Saved entries
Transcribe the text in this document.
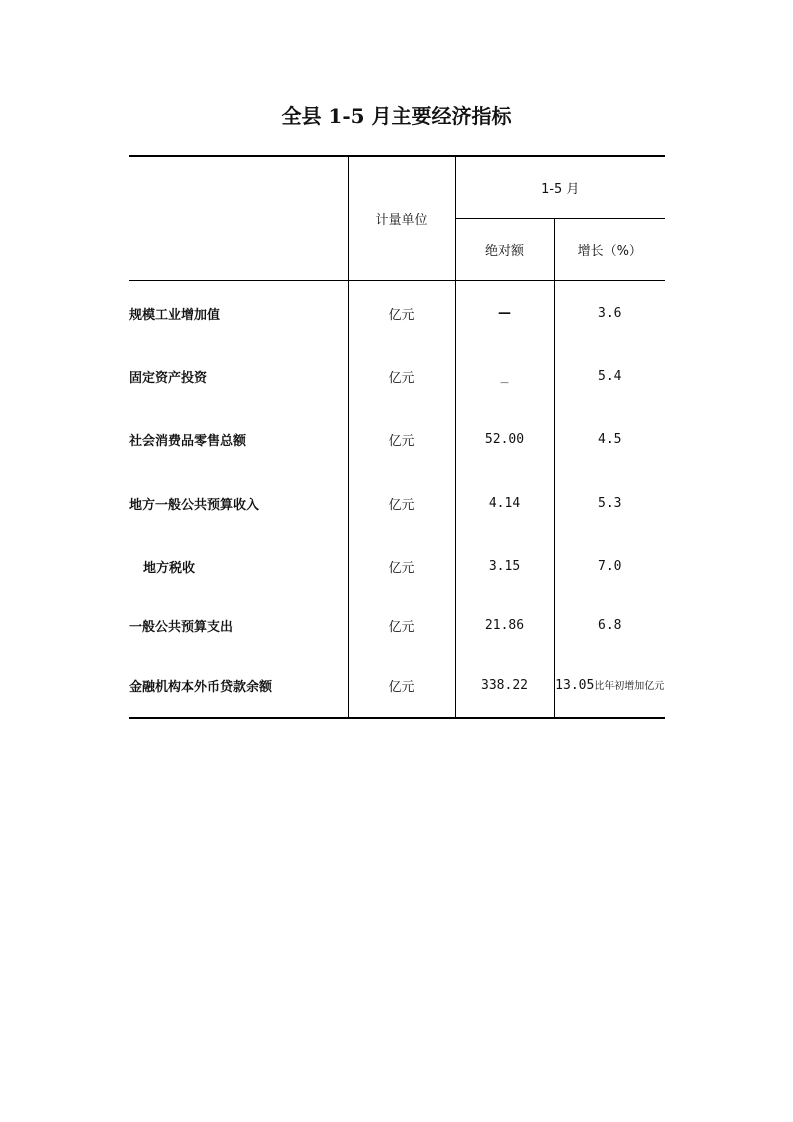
全县 1-5 月主要经济指标
	计量单位	1-5 月	
		绝对额	增长（%）
规模工业增加值	亿元	—	3.6
固定资产投资	亿元	_	5.4
社会消费品零售总额	亿元	52.00	4.5
地方一般公共预算收入	亿元	4.14	5.3
地方税收	亿元	3.15	7.0
一般公共预算支出	亿元	21.86	6.8
金融机构本外币贷款余额	亿元	338.22	13.05比年初增加亿元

**YOUR TASK:**
Can you restate all the records above word for word while dropping the pictures?

**EXERCISE RESPONSE:**
Transcribe the text in this document.
全县 1-5 月主要经济指标
	计量单位	1-5 月	
		绝对额	增长（%）
规模工业增加值	亿元	—	3.6
固定资产投资	亿元	_	5.4
社会消费品零售总额	亿元	52.00	4.5
地方一般公共预算收入	亿元	4.14	5.3
地方税收	亿元	3.15	7.0
一般公共预算支出	亿元	21.86	6.8
金融机构本外币贷款余额	亿元	338.22	13.05比年初增加亿元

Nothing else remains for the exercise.